**EXTRAIT À LIRE:**
Une idée abstraite qui est un élément d'une revendication qui collabore avec d'autres éléments de la revendication fait partie d'une combinaison d'éléments qui composent une seule invention réelle. Dans de tels cas, tous les éléments de la combinaison sont considérés comme un tout et peuvent constituer un objet brevetable si l'invention réelle a soit une existence physique, soit manifeste un effet ou un changement physique discernable.
Ainsi, une revendication de méthode de diagnostic qui définit une combinaison d'éléments qui collaborent de façon à former une seule invention qui comprend des moyens physiques d'essai ou d'identification, de détection, de mesure, etc., la présence ou la quantité d'un analyte dans un échantillon serait considérée comme un objet brevetable et ne serait pas interdite en vertu du paragraphe 27(8) de la Loi sur les brevets.Note de bas de page 21
Lorsqu'un ordinateur est impliqué dans la méthode, veuillez également consulter la section sur les Inventions mises en œuvre par ordinateur ci-dessus.
Utilisations médicales
Il est bien établi que les méthodes de traitement médical et de chirurgie ne sont pas brevetables parce qu'elles ne relèvent pas des réalisations manuelles ou industrielles.Note de bas de page 22
Comme pour toute autre revendication, tous les éléments définis dans une revendication d'utilisation médicale sont présumés essentiels, à moins qu'il n'en soit établi autrement ou qu'il n'en soit contraire au langage utilisé dans la revendication. Une invention réelle d'une revendication d'utilisation médicale peut consister en une combinaison de tous les éléments essentiels de la revendication lorsque ces éléments coopèrent.
Une invention réelle qui a une existence physique ou manifeste un effet ou un changement physique discernable et qui ne tombe autrement pas dans une exclusion jurisprudentielle (p. ex., méthodes de traitement médical) serait un objet brevetable.
Lorsqu'une invention réelle comprend un ou plusieurs éléments essentiels qui comprennent une étape active de traitement médical ou une étape chirurgicale ou qui restreignent, empêchent, entravent ou exigent l'exercice des compétences professionnelles et du jugement d'un professionnel de la santé, l'invention réelle est une méthode de traitement médical exclue et n'est pas un objet brevetable.
Il est à noter que dans les cas où au moins un des éléments essentiels de l'invention limite l'utilisation revendiquée à une dose, à une gamme de doses potentielles qu'un patient peut recevoir et/ou à une posologie, qu'il s'agisse de doses fixes et/ou couvrant une gamme, ce fait en soi n'est pas déterminant quant à savoir si la revendication vise un objet brevetable. Il est également nécessaire de considérer si l'exercice des compétences professionnelles et du jugement d'un professionnel de la santé fait partie d'une invention réelle. Par exemple, une compétence et un jugement professionnels peuvent être en cause si un professionnel de la santé doit surveiller le traitement ou y apporter des ajustements, ou choisir une dose d'une gamme revendiquée (c.-à-d., dans les cas où toutes les doses de la gamme ne fonctionneront pas pour tous les sujets du groupe traité). Dans de tels cas, l'objet défini par la revendication engloberait une méthode de traitement médical et ne serait pas un objet brevetable.

**SÉRIE D'EXERCICES:**
a) D'après l'extrait, pourquoi les méthodes de traitement médical et de chirurgie ne sont-elles pas brevetables ?
b) Dans l'extrait, quelles actions d'un professionnel de la santé sont citées en exemple comme pouvant mettre en cause une compétence et un jugement professionnels ? Énumérez-les toutes.
c) Renvoyez à l'identique tout le passage de l'extrait, depuis « Ainsi, une revendication » jusqu'à « par ordinateur ci-dessus. ».

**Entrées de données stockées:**
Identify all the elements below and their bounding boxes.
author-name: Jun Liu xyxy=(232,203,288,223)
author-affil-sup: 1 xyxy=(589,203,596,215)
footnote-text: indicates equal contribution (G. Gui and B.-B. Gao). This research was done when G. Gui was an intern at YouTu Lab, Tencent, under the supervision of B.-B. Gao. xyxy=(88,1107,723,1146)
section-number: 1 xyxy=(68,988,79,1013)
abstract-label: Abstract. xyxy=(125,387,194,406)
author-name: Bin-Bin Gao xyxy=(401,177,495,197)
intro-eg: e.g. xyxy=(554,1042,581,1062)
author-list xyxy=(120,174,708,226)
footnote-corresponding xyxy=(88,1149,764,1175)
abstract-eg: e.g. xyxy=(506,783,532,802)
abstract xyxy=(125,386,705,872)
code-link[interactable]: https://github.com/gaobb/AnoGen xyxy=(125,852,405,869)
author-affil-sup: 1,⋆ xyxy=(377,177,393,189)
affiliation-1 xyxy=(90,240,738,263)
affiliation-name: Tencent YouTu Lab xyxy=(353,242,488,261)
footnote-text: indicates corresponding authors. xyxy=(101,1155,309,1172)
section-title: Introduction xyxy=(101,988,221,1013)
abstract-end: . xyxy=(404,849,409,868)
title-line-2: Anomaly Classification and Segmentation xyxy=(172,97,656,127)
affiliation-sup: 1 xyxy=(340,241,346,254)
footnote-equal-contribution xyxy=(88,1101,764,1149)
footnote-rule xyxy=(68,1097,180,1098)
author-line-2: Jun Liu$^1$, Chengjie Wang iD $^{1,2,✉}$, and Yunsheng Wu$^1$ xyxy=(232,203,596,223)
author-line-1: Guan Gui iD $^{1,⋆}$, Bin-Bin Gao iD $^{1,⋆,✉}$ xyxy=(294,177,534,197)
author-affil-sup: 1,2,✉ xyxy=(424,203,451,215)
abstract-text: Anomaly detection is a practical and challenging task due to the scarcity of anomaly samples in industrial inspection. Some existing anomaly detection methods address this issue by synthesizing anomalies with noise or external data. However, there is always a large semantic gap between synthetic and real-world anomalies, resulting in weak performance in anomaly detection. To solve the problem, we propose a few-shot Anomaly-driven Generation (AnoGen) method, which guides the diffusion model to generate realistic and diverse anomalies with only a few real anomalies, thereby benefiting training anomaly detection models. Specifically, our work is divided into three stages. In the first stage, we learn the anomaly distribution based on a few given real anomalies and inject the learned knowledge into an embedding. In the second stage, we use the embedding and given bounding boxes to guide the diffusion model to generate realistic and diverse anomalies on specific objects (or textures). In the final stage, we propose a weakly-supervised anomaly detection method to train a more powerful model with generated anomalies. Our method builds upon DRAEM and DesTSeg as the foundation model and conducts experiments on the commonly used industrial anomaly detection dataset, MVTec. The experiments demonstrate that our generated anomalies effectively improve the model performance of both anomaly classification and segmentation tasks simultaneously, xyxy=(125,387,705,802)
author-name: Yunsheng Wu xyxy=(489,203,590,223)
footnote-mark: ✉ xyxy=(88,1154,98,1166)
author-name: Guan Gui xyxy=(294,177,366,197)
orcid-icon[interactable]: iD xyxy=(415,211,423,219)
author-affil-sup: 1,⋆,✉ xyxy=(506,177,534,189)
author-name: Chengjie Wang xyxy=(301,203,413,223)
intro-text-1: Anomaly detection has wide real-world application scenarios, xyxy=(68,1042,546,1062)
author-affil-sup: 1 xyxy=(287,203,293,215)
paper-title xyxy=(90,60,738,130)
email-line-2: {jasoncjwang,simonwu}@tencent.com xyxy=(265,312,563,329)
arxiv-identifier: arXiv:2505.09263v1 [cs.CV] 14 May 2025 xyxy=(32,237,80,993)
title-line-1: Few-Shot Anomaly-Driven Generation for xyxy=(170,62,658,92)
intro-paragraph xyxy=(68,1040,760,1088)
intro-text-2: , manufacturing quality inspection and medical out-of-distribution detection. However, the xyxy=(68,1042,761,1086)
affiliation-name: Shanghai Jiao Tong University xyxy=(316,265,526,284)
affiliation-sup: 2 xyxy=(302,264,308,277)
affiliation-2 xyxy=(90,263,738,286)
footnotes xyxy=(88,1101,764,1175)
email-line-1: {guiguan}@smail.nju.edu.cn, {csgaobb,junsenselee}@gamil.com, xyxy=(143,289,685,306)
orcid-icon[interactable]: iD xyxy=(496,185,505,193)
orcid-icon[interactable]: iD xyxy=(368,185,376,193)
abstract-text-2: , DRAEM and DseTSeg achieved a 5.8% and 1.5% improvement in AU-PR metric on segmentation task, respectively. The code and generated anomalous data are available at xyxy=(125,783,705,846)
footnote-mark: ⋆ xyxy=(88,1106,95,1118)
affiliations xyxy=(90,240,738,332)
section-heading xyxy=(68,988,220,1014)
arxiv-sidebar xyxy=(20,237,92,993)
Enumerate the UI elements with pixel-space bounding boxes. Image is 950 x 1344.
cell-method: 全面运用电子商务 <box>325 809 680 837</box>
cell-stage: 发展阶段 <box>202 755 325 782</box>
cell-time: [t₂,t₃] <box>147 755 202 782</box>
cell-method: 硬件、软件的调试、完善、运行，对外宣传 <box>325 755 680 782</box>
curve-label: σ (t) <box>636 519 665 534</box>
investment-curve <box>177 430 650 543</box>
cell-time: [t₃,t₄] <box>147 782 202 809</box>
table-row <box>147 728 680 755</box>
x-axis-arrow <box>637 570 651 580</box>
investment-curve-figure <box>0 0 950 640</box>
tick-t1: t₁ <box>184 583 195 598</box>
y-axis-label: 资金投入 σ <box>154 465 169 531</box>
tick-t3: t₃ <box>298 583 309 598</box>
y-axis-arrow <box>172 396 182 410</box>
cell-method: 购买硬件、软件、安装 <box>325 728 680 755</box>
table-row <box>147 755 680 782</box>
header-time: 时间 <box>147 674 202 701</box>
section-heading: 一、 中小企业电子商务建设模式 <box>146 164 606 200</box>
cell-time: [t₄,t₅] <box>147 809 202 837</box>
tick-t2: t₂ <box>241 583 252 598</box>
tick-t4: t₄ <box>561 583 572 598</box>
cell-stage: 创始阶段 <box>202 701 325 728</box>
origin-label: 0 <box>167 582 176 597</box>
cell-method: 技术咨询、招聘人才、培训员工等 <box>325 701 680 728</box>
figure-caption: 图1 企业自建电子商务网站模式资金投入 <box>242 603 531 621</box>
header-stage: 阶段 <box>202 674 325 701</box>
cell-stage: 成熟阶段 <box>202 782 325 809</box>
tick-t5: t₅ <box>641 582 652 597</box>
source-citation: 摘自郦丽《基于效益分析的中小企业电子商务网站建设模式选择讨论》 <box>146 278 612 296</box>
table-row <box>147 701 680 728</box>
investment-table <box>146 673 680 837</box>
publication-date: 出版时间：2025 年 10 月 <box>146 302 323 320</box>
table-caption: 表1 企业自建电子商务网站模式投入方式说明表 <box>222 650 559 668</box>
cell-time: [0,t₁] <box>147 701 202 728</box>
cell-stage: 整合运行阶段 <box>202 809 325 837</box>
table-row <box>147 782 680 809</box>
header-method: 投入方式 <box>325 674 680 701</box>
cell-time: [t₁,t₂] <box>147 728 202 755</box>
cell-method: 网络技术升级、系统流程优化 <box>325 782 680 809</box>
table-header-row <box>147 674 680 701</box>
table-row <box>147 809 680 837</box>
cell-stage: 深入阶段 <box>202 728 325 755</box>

**RÉPONSES ATTENDUES:**
a) Parce qu'elles ne relèvent pas des réalisations manuelles ou industrielles.

b)
- surveiller le traitement
- apporter des ajustements au traitement
- choisir une dose d'une gamme revendiquée

c)
Ainsi, une revendication de méthode de diagnostic qui définit une combinaison d'éléments qui collaborent de façon à former une seule invention qui comprend des moyens physiques d'essai ou d'identification, de détection, de mesure, etc., la présence ou la quantité d'un analyte dans un échantillon serait considérée comme un objet brevetable et ne serait pas interdite en vertu du paragraphe 27(8) de la Loi sur les brevets.Note de bas de page 21
Lorsqu'un ordinateur est impliqué dans la méthode, veuillez également consulter la section sur les Inventions mises en œuvre par ordinateur ci-dessus.